Gather all lines containing the string "true" and copy them out.
** START DATASET ENTRIES **
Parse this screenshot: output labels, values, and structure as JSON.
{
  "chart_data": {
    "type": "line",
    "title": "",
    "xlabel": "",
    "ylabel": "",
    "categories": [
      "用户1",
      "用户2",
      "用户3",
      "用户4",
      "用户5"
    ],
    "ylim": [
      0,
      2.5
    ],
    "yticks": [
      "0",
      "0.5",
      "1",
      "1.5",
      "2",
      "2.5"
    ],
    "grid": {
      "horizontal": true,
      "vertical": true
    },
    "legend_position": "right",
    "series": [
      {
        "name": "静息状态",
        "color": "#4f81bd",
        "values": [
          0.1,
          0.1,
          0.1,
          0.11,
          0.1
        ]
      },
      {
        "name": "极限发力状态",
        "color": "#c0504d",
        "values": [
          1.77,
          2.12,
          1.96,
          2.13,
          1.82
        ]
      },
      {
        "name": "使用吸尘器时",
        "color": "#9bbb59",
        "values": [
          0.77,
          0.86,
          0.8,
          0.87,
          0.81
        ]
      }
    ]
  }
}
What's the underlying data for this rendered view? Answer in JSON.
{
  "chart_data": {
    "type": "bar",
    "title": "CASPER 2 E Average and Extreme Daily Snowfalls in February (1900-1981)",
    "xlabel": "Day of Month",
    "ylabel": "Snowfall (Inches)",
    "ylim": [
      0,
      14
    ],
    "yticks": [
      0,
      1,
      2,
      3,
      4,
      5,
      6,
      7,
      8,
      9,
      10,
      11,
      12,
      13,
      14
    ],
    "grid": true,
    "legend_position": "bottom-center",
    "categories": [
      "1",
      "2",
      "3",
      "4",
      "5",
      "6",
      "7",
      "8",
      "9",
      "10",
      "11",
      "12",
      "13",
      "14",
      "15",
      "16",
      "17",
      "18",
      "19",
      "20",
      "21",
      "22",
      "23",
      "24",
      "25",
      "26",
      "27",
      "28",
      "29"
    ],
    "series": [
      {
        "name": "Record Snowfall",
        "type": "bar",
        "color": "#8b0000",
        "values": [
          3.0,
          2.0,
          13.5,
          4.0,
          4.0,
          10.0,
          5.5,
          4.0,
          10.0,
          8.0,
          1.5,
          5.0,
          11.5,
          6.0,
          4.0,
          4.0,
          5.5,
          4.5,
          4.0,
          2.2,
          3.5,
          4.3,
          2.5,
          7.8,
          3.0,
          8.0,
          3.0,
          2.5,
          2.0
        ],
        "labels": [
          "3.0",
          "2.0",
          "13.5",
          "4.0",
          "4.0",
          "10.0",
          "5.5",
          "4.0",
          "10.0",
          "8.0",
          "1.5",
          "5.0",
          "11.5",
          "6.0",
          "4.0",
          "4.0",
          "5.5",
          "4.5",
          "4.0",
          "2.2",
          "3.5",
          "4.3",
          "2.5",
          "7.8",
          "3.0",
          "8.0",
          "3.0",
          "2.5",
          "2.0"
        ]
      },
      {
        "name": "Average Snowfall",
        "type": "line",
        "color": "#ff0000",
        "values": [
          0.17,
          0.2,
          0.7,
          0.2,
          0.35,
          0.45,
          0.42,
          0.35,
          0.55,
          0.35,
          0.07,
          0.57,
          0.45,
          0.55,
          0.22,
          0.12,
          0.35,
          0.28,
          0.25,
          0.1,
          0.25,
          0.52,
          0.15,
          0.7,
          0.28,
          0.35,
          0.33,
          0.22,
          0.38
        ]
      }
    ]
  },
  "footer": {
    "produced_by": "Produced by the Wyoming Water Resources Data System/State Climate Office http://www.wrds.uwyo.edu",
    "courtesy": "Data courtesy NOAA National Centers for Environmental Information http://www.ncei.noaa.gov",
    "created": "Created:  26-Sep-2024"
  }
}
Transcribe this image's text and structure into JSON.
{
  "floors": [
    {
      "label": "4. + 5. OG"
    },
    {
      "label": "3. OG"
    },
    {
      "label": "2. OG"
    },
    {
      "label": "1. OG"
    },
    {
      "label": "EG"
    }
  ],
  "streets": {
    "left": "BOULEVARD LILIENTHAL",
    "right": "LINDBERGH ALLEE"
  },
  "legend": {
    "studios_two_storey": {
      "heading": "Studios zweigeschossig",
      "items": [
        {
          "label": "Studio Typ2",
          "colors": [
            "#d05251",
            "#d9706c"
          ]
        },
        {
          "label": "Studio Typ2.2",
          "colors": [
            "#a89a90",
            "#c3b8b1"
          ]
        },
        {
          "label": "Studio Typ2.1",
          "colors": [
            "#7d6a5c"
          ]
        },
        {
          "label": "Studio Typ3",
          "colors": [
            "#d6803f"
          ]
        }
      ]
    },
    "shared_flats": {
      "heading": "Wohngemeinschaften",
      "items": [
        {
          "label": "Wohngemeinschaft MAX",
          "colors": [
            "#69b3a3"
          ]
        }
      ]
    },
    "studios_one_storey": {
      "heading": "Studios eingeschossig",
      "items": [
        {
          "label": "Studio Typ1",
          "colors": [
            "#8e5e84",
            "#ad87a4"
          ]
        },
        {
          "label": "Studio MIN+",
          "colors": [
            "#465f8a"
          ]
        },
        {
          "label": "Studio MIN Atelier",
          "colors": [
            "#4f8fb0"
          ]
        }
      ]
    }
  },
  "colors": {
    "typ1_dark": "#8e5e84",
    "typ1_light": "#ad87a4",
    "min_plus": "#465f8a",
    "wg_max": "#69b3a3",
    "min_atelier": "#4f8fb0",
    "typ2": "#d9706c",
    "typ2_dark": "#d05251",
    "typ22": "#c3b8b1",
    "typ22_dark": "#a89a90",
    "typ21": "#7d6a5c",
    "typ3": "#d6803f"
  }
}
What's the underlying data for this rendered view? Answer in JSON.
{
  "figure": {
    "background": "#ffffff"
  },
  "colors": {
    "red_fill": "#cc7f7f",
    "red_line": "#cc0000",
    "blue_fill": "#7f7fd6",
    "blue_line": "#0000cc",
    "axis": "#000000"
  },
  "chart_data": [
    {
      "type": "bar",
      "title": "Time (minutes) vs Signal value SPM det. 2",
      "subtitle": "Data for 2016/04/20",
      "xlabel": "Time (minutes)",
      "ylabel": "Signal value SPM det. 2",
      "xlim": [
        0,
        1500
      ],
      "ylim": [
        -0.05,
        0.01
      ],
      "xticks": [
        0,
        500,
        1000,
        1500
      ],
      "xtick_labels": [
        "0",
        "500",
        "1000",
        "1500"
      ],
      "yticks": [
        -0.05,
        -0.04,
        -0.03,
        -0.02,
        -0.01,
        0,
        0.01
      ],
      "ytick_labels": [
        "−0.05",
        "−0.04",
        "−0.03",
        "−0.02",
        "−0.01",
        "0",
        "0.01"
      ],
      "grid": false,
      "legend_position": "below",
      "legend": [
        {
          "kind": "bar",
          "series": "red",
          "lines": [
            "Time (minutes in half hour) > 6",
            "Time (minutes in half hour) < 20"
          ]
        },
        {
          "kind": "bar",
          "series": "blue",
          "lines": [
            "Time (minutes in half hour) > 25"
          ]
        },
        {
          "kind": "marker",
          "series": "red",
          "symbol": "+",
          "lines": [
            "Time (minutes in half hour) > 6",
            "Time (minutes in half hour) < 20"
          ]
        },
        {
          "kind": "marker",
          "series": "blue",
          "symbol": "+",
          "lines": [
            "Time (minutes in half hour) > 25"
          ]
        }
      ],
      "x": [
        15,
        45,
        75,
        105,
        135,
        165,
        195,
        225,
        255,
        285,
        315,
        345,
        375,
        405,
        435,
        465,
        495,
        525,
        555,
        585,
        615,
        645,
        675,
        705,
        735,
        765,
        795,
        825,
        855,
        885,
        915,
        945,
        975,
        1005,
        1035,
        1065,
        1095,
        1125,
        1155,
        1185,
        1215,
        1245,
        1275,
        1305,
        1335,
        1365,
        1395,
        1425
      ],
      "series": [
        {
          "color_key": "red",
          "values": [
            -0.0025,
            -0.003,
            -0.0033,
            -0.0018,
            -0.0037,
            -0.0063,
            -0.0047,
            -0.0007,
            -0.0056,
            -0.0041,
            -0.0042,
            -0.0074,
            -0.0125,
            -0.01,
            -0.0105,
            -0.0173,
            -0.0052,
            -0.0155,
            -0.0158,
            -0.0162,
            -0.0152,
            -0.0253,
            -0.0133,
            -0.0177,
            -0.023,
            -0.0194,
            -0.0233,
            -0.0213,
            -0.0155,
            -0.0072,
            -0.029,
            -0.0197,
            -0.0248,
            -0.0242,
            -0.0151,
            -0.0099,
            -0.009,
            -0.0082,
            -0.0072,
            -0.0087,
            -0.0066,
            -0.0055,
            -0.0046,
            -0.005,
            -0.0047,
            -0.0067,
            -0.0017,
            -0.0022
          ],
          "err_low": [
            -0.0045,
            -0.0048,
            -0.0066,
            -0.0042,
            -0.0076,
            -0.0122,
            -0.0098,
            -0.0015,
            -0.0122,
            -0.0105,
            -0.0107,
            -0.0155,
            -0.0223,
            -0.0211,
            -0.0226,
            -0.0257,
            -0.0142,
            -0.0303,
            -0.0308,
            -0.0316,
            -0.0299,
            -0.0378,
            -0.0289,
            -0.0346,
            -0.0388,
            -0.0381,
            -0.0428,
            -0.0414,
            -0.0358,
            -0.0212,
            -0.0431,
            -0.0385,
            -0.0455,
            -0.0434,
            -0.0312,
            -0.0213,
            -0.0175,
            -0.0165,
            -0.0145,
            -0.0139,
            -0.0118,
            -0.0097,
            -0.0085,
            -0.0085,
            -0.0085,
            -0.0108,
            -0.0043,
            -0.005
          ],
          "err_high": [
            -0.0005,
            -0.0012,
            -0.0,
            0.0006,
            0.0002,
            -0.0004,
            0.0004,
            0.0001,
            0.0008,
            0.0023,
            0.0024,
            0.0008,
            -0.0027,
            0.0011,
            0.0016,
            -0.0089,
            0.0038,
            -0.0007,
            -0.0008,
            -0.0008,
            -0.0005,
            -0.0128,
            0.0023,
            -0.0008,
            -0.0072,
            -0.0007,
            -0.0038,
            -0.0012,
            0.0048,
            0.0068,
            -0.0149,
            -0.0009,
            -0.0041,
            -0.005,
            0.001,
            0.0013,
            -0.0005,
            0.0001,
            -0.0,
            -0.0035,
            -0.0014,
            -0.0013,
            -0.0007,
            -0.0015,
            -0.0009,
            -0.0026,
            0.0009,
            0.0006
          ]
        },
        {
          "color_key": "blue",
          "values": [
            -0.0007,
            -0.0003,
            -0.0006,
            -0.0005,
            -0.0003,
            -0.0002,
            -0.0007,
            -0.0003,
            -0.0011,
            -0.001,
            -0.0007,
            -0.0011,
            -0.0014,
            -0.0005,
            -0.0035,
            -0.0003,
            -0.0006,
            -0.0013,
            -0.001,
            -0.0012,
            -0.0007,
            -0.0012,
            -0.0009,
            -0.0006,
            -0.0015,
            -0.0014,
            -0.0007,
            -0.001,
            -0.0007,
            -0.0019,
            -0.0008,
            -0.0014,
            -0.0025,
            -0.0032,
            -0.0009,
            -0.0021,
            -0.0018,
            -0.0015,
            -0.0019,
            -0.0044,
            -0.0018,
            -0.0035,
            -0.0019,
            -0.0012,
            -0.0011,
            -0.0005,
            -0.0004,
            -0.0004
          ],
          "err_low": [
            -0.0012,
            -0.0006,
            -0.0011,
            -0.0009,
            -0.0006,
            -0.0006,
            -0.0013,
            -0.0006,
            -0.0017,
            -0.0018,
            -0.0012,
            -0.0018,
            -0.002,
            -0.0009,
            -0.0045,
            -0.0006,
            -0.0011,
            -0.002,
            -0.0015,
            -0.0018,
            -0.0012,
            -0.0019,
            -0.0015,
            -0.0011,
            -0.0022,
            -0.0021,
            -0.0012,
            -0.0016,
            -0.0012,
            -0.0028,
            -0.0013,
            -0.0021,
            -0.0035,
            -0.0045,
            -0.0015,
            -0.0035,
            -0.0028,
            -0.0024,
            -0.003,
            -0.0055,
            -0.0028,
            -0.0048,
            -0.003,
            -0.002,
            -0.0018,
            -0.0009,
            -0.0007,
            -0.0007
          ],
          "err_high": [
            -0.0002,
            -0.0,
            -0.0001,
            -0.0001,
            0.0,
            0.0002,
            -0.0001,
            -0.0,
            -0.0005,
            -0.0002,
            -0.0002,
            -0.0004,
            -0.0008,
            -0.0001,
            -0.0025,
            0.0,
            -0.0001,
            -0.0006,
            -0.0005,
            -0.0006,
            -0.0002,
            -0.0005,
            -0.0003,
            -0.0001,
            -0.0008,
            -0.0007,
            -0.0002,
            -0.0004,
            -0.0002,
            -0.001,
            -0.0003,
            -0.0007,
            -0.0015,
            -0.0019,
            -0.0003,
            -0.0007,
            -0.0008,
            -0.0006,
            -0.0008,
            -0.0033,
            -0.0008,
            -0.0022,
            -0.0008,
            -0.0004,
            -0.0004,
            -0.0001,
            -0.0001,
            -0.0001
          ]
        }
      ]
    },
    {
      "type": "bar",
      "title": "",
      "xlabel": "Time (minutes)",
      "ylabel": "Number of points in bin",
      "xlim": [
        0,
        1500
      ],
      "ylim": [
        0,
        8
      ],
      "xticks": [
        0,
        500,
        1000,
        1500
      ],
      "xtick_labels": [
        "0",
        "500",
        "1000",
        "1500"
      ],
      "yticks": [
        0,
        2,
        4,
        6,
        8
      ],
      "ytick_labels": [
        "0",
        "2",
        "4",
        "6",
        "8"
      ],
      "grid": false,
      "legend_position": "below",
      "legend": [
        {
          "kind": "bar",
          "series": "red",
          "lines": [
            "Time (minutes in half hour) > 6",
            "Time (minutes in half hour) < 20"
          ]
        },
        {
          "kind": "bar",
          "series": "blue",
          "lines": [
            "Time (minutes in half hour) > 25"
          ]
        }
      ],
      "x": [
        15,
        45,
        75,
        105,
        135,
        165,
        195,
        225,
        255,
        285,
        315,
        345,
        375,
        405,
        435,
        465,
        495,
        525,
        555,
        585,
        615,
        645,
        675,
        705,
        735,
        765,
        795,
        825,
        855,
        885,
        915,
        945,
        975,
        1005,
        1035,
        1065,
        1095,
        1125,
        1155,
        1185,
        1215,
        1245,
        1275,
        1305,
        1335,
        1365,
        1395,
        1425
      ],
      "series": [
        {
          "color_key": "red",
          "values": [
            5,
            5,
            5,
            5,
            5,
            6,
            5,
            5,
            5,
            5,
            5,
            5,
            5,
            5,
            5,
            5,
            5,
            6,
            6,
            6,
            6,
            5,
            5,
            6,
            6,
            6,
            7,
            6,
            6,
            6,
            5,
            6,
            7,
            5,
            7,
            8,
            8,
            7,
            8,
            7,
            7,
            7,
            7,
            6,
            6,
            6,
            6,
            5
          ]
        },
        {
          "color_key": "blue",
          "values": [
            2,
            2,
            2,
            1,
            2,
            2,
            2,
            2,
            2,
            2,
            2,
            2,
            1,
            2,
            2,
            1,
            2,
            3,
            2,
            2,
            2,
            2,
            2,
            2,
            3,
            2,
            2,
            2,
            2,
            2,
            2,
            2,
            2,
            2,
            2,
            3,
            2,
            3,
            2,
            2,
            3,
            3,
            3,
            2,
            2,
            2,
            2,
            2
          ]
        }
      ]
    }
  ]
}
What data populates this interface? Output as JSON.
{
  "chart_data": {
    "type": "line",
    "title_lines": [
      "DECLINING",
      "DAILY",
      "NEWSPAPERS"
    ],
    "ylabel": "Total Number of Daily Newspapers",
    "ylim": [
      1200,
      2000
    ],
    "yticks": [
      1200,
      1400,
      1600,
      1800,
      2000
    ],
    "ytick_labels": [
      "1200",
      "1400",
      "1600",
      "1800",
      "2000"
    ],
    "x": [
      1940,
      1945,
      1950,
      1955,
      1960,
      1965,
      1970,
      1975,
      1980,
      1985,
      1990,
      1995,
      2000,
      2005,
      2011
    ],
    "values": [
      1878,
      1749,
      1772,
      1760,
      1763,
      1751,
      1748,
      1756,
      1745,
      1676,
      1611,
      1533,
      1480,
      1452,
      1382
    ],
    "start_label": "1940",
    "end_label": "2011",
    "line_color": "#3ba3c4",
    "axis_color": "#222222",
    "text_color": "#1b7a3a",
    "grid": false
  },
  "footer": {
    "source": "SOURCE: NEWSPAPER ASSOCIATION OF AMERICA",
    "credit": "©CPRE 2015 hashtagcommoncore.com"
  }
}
** END DATASET ENTRIES **
EXERCISE SOLUTION:
      "horizontal": true,
      "vertical": true
    "grid": true,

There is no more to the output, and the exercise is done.